TEXT SHOWN =>
Wow. If that's true (and surely it is, for it was said by CS Lewis), then it's an amazing thing. Me, pure in heart? Ha! But on the other hand - I know that when the day comes for me to tremble in front of you as I have nothing to hide behind, I can lean on your forgiveness through Jesus and not have to pay the unpayable price for my sins. I am more excited about meeting you than I am about all the baggage that I would leave at the pearly gates because I trust that it's all dealt with. There must be a holding bay there or something. But you said that you would wash me and I would be whiter than snow. So maybe there's a bit of me that's pure in heart?

So there's the odd occasion when I get one of those glimpses of you and the thing deep inside me - the joy, the warmth - it responds by reaching for you. Is that my soul?

'Love so amazing, so divine
Demands my soul, my life, my all.'

When I Survey the Wondrous Cross, Isaac Watts, 1707. Charles Wesley reportedly said that he would give up all his other hymns to have written this one.  As for me, I like the new tune better than the old one, and I like some bits of it better than others. These last two lines I love. This was the last hymn today and I by no means did it justice as my children were back from their groups, showing me their art and asking me when they could have a biscuit. I'm sure you will let me off the hook for not singing the closing hymn with the appropriate degree of reverence and concentration. (I like to picture you as delighted with Katy's picture and Elizabeth's whale as I was, and sympathetic to their need for sustenance as it was getting on for lunchtime.)

ENTRIES SUPPLIED =>
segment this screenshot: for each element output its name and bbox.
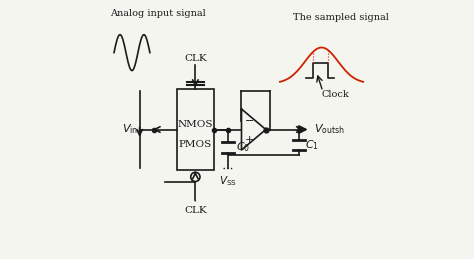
...
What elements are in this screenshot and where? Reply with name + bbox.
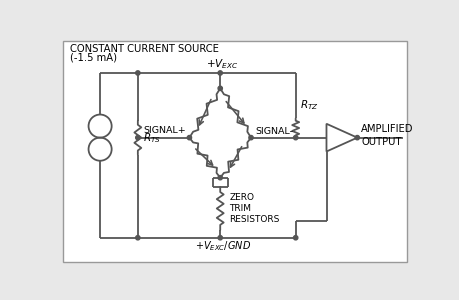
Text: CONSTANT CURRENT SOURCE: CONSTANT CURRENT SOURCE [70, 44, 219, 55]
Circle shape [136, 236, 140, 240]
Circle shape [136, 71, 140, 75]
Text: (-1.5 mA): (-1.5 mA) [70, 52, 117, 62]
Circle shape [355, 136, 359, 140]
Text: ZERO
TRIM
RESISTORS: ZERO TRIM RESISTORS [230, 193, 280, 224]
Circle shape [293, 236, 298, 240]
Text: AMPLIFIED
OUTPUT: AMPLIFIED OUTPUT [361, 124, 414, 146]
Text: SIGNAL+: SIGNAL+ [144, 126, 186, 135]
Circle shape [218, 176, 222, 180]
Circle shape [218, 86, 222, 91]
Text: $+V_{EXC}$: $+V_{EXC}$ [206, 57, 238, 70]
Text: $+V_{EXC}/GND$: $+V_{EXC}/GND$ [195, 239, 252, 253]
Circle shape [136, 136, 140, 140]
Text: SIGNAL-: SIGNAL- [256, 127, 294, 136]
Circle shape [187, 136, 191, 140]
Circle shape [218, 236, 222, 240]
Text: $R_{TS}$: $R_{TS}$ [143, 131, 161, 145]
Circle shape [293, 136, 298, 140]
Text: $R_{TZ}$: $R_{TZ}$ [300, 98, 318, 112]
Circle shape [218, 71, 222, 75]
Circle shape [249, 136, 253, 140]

YOUR TASKS =>
A: Repeat the part of the devotional reflection that begins with the words "So there's the" and ends after the words "that my soul?".
B: According to the devotional reflection, who wrote the hymn When I Survey the Wondrous Cross, and in what year?
C: Carry the devotional reflection on from the point where it stops.
The entries are separate material, unrelated to the devotional reflection.

RESPONSES =>
A:
So there's the odd occasion when I get one of those glimpses of you and the thing deep inside me - the joy, the warmth - it responds by reaching for you. Is that my soul?

B: Isaac Watts, in 1707.

C:
I know that your amazing love demands everything from me, and I long to give you everything. There was a time when I held it all back because I knew that I couldn't/wouldn't give you everything and so I thought it wrong to try to give you anything much at all. Of late I have realised that there's no point in waiting until I can do it all perfectly because that day will never come. I just lay in front of you what I have, what I can. Some of it makes a decent present but I am quite sure that the majority of my offering is far from worthy of you. It's all I have. I know that you love me as I am while wanting more for me, and that touches me in a way I can't express because if I am so disappointed in me much of the time, then how much more must you be, perfect Lord, and yet you still insist that I am your precious child.

Adrian Plass reckons in his book 'When you Walk' that you can see into our hearts and even our messes and botched up attempts at doing the right thing please you. He said:

'God looks into our hearts and and is pleased by an intention to do what we are told. He has learned to live with the scrambled means by which we attempt to be obedient.'

I do have times when I long to do what is right. I am no good at it because my impulses are to do the other thing, but at times I want to be the person you want me to be. I hope that you don't miss those little moments, so that you can see the intention in my heart before it passes. Before it gets drowned out by all the other shouty little voices that so often prevail.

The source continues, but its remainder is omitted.